▸ TASK OBJECTIVE:
Leave out the images; return the rest of the data exactly.

▸ INFORMATION SHOWN:
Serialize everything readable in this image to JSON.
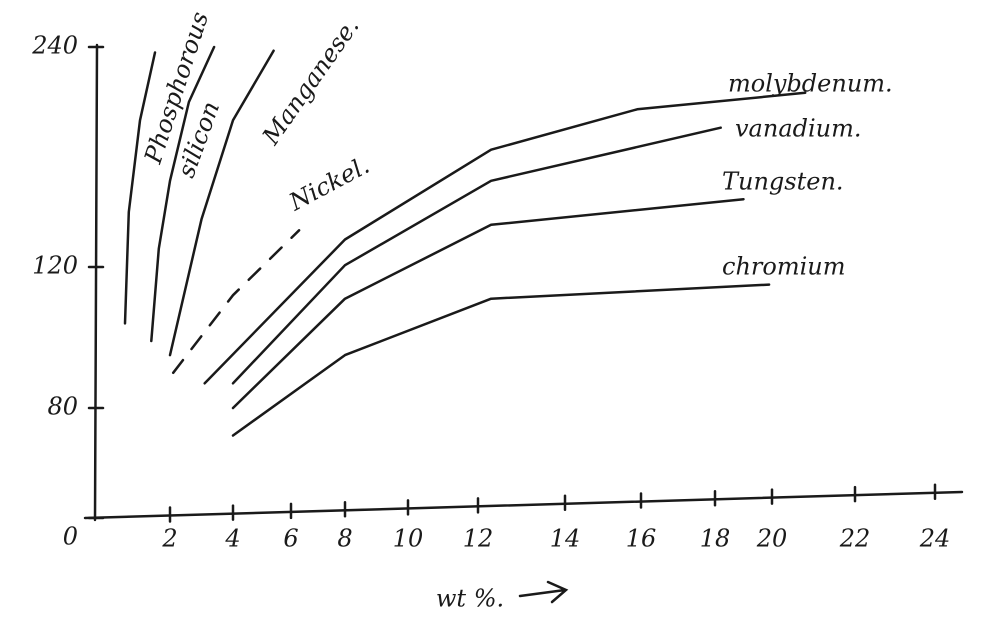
{
  "chart_data": {
    "type": "line",
    "x_label": "wt %.",
    "xlim": [
      0,
      24
    ],
    "xticks": [
      2,
      4,
      6,
      8,
      10,
      12,
      14,
      16,
      18,
      20,
      22,
      24
    ],
    "ylim": [
      0,
      240
    ],
    "yticks": [
      0,
      80,
      120,
      240
    ],
    "color": "#1a1a1a",
    "series": [
      {
        "name": "Phosphorous",
        "x": [
          0.8,
          0.9,
          1.2,
          1.6
        ],
        "values": [
          104,
          150,
          200,
          237
        ]
      },
      {
        "name": "silicon",
        "x": [
          1.5,
          1.7,
          2.0,
          2.6,
          3.4
        ],
        "values": [
          99,
          130,
          167,
          210,
          240
        ]
      },
      {
        "name": "Manganese.",
        "x": [
          2.0,
          3.0,
          4.0,
          5.4
        ],
        "values": [
          95,
          146,
          200,
          238
        ]
      },
      {
        "name": "Nickel.",
        "x": [
          2.1,
          4.0,
          6.3
        ],
        "values": [
          90,
          112,
          140
        ],
        "dashed": true
      },
      {
        "name": "molybdenum.",
        "x": [
          3.1,
          8,
          12.3,
          15.9,
          20.8
        ],
        "values": [
          87,
          135,
          184,
          206,
          215
        ]
      },
      {
        "name": "vanadium.",
        "x": [
          4,
          8,
          12.3,
          18.2
        ],
        "values": [
          87,
          121,
          167,
          196
        ]
      },
      {
        "name": "Tungsten.",
        "x": [
          4,
          8,
          12.3,
          19
        ],
        "values": [
          80,
          111,
          143,
          157
        ]
      },
      {
        "name": "chromium",
        "x": [
          4,
          8,
          12.3,
          19.9
        ],
        "values": [
          60,
          95,
          111,
          115
        ]
      }
    ]
  }
}
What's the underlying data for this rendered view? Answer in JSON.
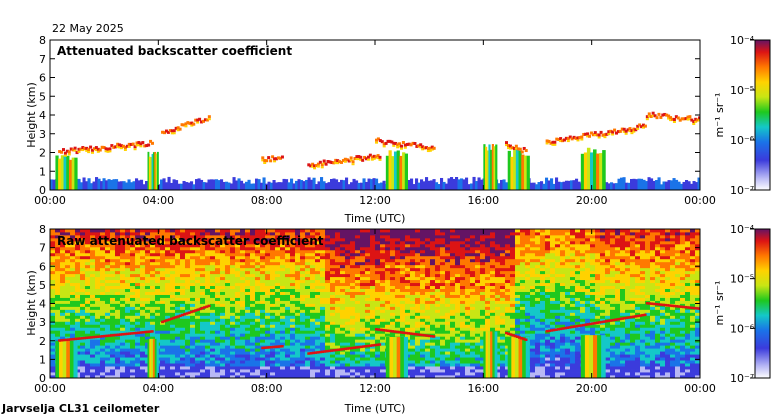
{
  "date": "22 May 2025",
  "station_label": "Jarvselja CL31 ceilometer",
  "colors": {
    "background": "#ffffff",
    "axis": "#000000"
  },
  "chart_data": [
    {
      "type": "heatmap",
      "title": "Attenuated backscatter coefficient",
      "xlabel": "Time (UTC)",
      "ylabel": "Height (km)",
      "xlim": [
        0,
        24
      ],
      "ylim": [
        0,
        8
      ],
      "x_ticks": [
        "00:00",
        "04:00",
        "08:00",
        "12:00",
        "16:00",
        "20:00",
        "00:00"
      ],
      "y_ticks": [
        "0",
        "1",
        "2",
        "3",
        "4",
        "5",
        "6",
        "7",
        "8"
      ],
      "colorbar": {
        "scale": "log",
        "units": "m⁻¹ sr⁻¹",
        "labels": [
          "10⁻⁷",
          "10⁻⁶",
          "10⁻⁵",
          "10⁻⁴"
        ]
      },
      "features": {
        "boundary_layer_top_km": 0.5,
        "cloud_layers": [
          {
            "t_start": 0.3,
            "t_end": 3.8,
            "height_km_start": 2.0,
            "height_km_end": 2.5
          },
          {
            "t_start": 4.1,
            "t_end": 5.9,
            "height_km_start": 3.0,
            "height_km_end": 3.9
          },
          {
            "t_start": 7.8,
            "t_end": 8.6,
            "height_km_start": 1.6,
            "height_km_end": 1.7
          },
          {
            "t_start": 9.5,
            "t_end": 12.2,
            "height_km_start": 1.3,
            "height_km_end": 1.8
          },
          {
            "t_start": 12.0,
            "t_end": 14.2,
            "height_km_start": 2.6,
            "height_km_end": 2.2
          },
          {
            "t_start": 16.8,
            "t_end": 17.6,
            "height_km_start": 2.4,
            "height_km_end": 2.0
          },
          {
            "t_start": 18.3,
            "t_end": 22.0,
            "height_km_start": 2.5,
            "height_km_end": 3.4
          },
          {
            "t_start": 22.0,
            "t_end": 24.0,
            "height_km_start": 4.0,
            "height_km_end": 3.7
          }
        ],
        "precipitation_columns": [
          {
            "t_start": 0.2,
            "t_end": 1.0,
            "top_km": 2.0
          },
          {
            "t_start": 3.6,
            "t_end": 4.0,
            "top_km": 2.1
          },
          {
            "t_start": 12.4,
            "t_end": 13.2,
            "top_km": 2.2
          },
          {
            "t_start": 16.0,
            "t_end": 16.5,
            "top_km": 2.5
          },
          {
            "t_start": 16.9,
            "t_end": 17.7,
            "top_km": 2.2
          },
          {
            "t_start": 19.6,
            "t_end": 20.5,
            "top_km": 2.3
          }
        ]
      }
    },
    {
      "type": "heatmap",
      "title": "Raw attenuated backscatter coefficient",
      "xlabel": "Time (UTC)",
      "ylabel": "Height (km)",
      "xlim": [
        0,
        24
      ],
      "ylim": [
        0,
        8
      ],
      "x_ticks": [
        "00:00",
        "04:00",
        "08:00",
        "12:00",
        "16:00",
        "20:00",
        "00:00"
      ],
      "y_ticks": [
        "0",
        "1",
        "2",
        "3",
        "4",
        "5",
        "6",
        "7",
        "8"
      ],
      "colorbar": {
        "scale": "log",
        "units": "m⁻¹ sr⁻¹",
        "labels": [
          "10⁻⁷",
          "10⁻⁶",
          "10⁻⁵",
          "10⁻⁴"
        ]
      }
    }
  ]
}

▸ EXERCISE SOLUTION:
Serialize everything readable in this image to JSON.
{
  "chart_data": {
    "type": "line",
    "x_label": "wt %.",
    "xlim": [
      0,
      24
    ],
    "xticks": [
      2,
      4,
      6,
      8,
      10,
      12,
      14,
      16,
      18,
      20,
      22,
      24
    ],
    "ylim": [
      0,
      240
    ],
    "yticks": [
      0,
      80,
      120,
      240
    ],
    "color": "#1a1a1a",
    "series": [
      {
        "name": "Phosphorous",
        "x": [
          0.8,
          0.9,
          1.2,
          1.6
        ],
        "values": [
          104,
          150,
          200,
          237
        ]
      },
      {
        "name": "silicon",
        "x": [
          1.5,
          1.7,
          2.0,
          2.6,
          3.4
        ],
        "values": [
          99,
          130,
          167,
          210,
          240
        ]
      },
      {
        "name": "Manganese.",
        "x": [
          2.0,
          3.0,
          4.0,
          5.4
        ],
        "values": [
          95,
          146,
          200,
          238
        ]
      },
      {
        "name": "Nickel.",
        "x": [
          2.1,
          4.0,
          6.3
        ],
        "values": [
          90,
          112,
          140
        ],
        "dashed": true
      },
      {
        "name": "molybdenum.",
        "x": [
          3.1,
          8,
          12.3,
          15.9,
          20.8
        ],
        "values": [
          87,
          135,
          184,
          206,
          215
        ]
      },
      {
        "name": "vanadium.",
        "x": [
          4,
          8,
          12.3,
          18.2
        ],
        "values": [
          87,
          121,
          167,
          196
        ]
      },
      {
        "name": "Tungsten.",
        "x": [
          4,
          8,
          12.3,
          19
        ],
        "values": [
          80,
          111,
          143,
          157
        ]
      },
      {
        "name": "chromium",
        "x": [
          4,
          8,
          12.3,
          19.9
        ],
        "values": [
          60,
          95,
          111,
          115
        ]
      }
    ]
  }
}
What's the underlying data for this rendered view? Answer in JSON.
{
  "date": "22 May 2025",
  "station_label": "Jarvselja CL31 ceilometer",
  "colors": {
    "background": "#ffffff",
    "axis": "#000000"
  },
  "chart_data": [
    {
      "type": "heatmap",
      "title": "Attenuated backscatter coefficient",
      "xlabel": "Time (UTC)",
      "ylabel": "Height (km)",
      "xlim": [
        0,
        24
      ],
      "ylim": [
        0,
        8
      ],
      "x_ticks": [
        "00:00",
        "04:00",
        "08:00",
        "12:00",
        "16:00",
        "20:00",
        "00:00"
      ],
      "y_ticks": [
        "0",
        "1",
        "2",
        "3",
        "4",
        "5",
        "6",
        "7",
        "8"
      ],
      "colorbar": {
        "scale": "log",
        "units": "m⁻¹ sr⁻¹",
        "labels": [
          "10⁻⁷",
          "10⁻⁶",
          "10⁻⁵",
          "10⁻⁴"
        ]
      },
      "features": {
        "boundary_layer_top_km": 0.5,
        "cloud_layers": [
          {
            "t_start": 0.3,
            "t_end": 3.8,
            "height_km_start": 2.0,
            "height_km_end": 2.5
          },
          {
            "t_start": 4.1,
            "t_end": 5.9,
            "height_km_start": 3.0,
            "height_km_end": 3.9
          },
          {
            "t_start": 7.8,
            "t_end": 8.6,
            "height_km_start": 1.6,
            "height_km_end": 1.7
          },
          {
            "t_start": 9.5,
            "t_end": 12.2,
            "height_km_start": 1.3,
            "height_km_end": 1.8
          },
          {
            "t_start": 12.0,
            "t_end": 14.2,
            "height_km_start": 2.6,
            "height_km_end": 2.2
          },
          {
            "t_start": 16.8,
            "t_end": 17.6,
            "height_km_start": 2.4,
            "height_km_end": 2.0
          },
          {
            "t_start": 18.3,
            "t_end": 22.0,
            "height_km_start": 2.5,
            "height_km_end": 3.4
          },
          {
            "t_start": 22.0,
            "t_end": 24.0,
            "height_km_start": 4.0,
            "height_km_end": 3.7
          }
        ],
        "precipitation_columns": [
          {
            "t_start": 0.2,
            "t_end": 1.0,
            "top_km": 2.0
          },
          {
            "t_start": 3.6,
            "t_end": 4.0,
            "top_km": 2.1
          },
          {
            "t_start": 12.4,
            "t_end": 13.2,
            "top_km": 2.2
          },
          {
            "t_start": 16.0,
            "t_end": 16.5,
            "top_km": 2.5
          },
          {
            "t_start": 16.9,
            "t_end": 17.7,
            "top_km": 2.2
          },
          {
            "t_start": 19.6,
            "t_end": 20.5,
            "top_km": 2.3
          }
        ]
      }
    },
    {
      "type": "heatmap",
      "title": "Raw attenuated backscatter coefficient",
      "xlabel": "Time (UTC)",
      "ylabel": "Height (km)",
      "xlim": [
        0,
        24
      ],
      "ylim": [
        0,
        8
      ],
      "x_ticks": [
        "00:00",
        "04:00",
        "08:00",
        "12:00",
        "16:00",
        "20:00",
        "00:00"
      ],
      "y_ticks": [
        "0",
        "1",
        "2",
        "3",
        "4",
        "5",
        "6",
        "7",
        "8"
      ],
      "colorbar": {
        "scale": "log",
        "units": "m⁻¹ sr⁻¹",
        "labels": [
          "10⁻⁷",
          "10⁻⁶",
          "10⁻⁵",
          "10⁻⁴"
        ]
      }
    }
  ]
}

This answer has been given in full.